- _WORK TO DO_: Copy, in full, each line of the material that holds the word "资料性附录".

═════ EXTRACTED DATA ═════

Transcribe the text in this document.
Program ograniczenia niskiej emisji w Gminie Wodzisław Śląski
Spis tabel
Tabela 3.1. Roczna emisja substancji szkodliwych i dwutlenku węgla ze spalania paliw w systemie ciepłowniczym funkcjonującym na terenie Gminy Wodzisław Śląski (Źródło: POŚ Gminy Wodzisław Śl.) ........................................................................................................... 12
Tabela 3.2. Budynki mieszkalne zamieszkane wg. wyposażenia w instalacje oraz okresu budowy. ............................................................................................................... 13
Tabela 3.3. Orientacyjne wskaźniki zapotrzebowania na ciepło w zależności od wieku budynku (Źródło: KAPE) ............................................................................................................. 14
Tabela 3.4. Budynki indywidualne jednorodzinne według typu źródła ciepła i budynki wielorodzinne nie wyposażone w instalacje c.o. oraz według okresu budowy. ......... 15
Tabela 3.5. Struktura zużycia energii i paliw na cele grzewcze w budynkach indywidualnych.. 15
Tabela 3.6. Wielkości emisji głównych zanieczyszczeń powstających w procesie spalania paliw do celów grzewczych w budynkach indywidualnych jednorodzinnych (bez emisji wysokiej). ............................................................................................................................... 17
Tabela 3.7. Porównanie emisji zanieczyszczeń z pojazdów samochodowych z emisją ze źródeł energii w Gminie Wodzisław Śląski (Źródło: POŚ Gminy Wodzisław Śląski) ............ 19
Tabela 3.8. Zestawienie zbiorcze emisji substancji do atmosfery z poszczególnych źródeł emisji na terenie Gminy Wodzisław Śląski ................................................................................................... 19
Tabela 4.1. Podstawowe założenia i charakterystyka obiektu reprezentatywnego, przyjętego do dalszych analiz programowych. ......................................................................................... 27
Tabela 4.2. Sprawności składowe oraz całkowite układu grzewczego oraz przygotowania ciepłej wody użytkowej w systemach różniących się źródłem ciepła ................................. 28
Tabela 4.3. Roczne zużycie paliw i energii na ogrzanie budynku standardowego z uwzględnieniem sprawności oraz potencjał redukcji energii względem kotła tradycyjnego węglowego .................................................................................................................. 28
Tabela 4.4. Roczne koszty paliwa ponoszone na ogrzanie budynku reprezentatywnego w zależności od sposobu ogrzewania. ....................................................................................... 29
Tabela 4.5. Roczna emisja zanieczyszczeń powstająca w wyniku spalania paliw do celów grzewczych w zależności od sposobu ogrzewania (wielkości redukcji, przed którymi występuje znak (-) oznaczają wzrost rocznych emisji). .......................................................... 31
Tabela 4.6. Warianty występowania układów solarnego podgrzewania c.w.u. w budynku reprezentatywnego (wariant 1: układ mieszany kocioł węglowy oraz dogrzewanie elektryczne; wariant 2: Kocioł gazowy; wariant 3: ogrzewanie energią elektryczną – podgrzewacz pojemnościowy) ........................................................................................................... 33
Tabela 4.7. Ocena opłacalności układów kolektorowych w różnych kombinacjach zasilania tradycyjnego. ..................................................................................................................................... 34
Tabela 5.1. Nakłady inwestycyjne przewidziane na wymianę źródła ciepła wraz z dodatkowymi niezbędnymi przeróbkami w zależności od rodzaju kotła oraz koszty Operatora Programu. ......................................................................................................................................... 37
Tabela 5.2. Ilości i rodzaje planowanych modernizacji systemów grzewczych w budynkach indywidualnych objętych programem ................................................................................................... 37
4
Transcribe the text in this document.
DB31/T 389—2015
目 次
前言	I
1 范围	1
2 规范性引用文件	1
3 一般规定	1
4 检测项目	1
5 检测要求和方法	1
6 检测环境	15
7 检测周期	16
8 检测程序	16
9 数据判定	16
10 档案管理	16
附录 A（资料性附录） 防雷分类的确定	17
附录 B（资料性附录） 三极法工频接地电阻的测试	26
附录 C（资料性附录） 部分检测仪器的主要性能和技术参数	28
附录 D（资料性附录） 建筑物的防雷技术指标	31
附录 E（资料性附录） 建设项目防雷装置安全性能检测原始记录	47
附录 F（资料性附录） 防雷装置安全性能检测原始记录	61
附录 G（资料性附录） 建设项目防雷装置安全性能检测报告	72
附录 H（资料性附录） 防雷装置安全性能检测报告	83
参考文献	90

═════

- _RESPONSE TO THIS TASK_:
附录 A（资料性附录） 防雷分类的确定	17
附录 B（资料性附录） 三极法工频接地电阻的测试	26
附录 C（资料性附录） 部分检测仪器的主要性能和技术参数	28
附录 D（资料性附录） 建筑物的防雷技术指标	31
附录 E（资料性附录） 建设项目防雷装置安全性能检测原始记录	47
附录 F（资料性附录） 防雷装置安全性能检测原始记录	61
附录 G（资料性附录） 建设项目防雷装置安全性能检测报告	72
附录 H（资料性附录） 防雷装置安全性能检测报告	83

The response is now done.